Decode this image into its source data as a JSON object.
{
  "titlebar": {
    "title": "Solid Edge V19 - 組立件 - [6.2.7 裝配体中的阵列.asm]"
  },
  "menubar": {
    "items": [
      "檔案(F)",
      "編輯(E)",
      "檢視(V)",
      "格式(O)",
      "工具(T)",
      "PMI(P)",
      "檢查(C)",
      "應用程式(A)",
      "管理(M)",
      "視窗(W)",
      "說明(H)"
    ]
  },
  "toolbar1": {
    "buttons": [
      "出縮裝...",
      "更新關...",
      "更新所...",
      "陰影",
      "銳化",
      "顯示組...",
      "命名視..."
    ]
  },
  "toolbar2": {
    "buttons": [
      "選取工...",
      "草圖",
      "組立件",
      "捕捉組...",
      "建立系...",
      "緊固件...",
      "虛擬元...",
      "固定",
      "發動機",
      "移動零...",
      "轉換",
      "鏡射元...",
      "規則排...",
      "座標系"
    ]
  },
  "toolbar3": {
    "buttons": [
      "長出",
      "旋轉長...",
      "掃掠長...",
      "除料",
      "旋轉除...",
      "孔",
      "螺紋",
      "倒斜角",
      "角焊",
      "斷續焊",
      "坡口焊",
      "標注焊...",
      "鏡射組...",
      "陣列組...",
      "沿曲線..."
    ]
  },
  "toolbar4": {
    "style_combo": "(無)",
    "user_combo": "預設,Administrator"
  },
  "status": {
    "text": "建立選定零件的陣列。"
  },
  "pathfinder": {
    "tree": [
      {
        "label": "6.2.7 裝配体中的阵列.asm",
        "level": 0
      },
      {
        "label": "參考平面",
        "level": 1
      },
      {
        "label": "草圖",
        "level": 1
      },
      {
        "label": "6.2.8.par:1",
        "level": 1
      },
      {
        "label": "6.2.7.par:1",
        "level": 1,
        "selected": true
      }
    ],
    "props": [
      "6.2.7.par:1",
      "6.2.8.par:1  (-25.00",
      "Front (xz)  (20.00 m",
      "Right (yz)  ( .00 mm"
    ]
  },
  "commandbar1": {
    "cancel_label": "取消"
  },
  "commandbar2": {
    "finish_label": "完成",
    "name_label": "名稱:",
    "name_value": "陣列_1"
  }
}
━━━
**Description of the task**
Would you give the material above again, complete and exact?

**Solution to the exercise**
Decode this image into its source data as a JSON object.
{
  "titlebar": {
    "title": "Solid Edge V19 - 組立件 - [6.2.7 裝配体中的阵列.asm]"
  },
  "menubar": {
    "items": [
      "檔案(F)",
      "編輯(E)",
      "檢視(V)",
      "格式(O)",
      "工具(T)",
      "PMI(P)",
      "檢查(C)",
      "應用程式(A)",
      "管理(M)",
      "視窗(W)",
      "說明(H)"
    ]
  },
  "toolbar1": {
    "buttons": [
      "出縮裝...",
      "更新關...",
      "更新所...",
      "陰影",
      "銳化",
      "顯示組...",
      "命名視..."
    ]
  },
  "toolbar2": {
    "buttons": [
      "選取工...",
      "草圖",
      "組立件",
      "捕捉組...",
      "建立系...",
      "緊固件...",
      "虛擬元...",
      "固定",
      "發動機",
      "移動零...",
      "轉換",
      "鏡射元...",
      "規則排...",
      "座標系"
    ]
  },
  "toolbar3": {
    "buttons": [
      "長出",
      "旋轉長...",
      "掃掠長...",
      "除料",
      "旋轉除...",
      "孔",
      "螺紋",
      "倒斜角",
      "角焊",
      "斷續焊",
      "坡口焊",
      "標注焊...",
      "鏡射組...",
      "陣列組...",
      "沿曲線..."
    ]
  },
  "toolbar4": {
    "style_combo": "(無)",
    "user_combo": "預設,Administrator"
  },
  "status": {
    "text": "建立選定零件的陣列。"
  },
  "pathfinder": {
    "tree": [
      {
        "label": "6.2.7 裝配体中的阵列.asm",
        "level": 0
      },
      {
        "label": "參考平面",
        "level": 1
      },
      {
        "label": "草圖",
        "level": 1
      },
      {
        "label": "6.2.8.par:1",
        "level": 1
      },
      {
        "label": "6.2.7.par:1",
        "level": 1,
        "selected": true
      }
    ],
    "props": [
      "6.2.7.par:1",
      "6.2.8.par:1  (-25.00",
      "Front (xz)  (20.00 m",
      "Right (yz)  ( .00 mm"
    ]
  },
  "commandbar1": {
    "cancel_label": "取消"
  },
  "commandbar2": {
    "finish_label": "完成",
    "name_label": "名稱:",
    "name_value": "陣列_1"
  }
}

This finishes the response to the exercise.